» Goal: Show each line from the listing that includes the word "Tatverdächtige".

Data entries for graphics

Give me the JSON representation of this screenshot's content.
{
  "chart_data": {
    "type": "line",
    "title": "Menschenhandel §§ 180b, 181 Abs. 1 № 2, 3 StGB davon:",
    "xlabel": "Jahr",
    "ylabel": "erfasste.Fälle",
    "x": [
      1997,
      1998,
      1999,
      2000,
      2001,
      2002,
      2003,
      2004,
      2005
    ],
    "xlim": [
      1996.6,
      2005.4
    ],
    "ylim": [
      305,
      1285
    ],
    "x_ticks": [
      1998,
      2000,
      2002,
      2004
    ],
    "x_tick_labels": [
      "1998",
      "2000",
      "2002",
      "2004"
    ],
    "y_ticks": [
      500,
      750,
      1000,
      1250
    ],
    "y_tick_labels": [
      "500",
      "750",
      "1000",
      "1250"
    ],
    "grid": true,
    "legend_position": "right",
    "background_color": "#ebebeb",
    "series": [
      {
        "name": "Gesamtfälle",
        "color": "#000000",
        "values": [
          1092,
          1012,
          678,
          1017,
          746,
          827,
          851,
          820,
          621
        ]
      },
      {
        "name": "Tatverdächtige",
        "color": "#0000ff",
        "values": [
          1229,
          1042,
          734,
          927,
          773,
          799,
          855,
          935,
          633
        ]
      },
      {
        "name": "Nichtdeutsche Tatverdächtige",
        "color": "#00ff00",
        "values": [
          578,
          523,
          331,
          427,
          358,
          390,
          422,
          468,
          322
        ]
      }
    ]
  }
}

» Full answer:
        "name": "Tatverdächtige",
        "name": "Nichtdeutsche Tatverdächtige",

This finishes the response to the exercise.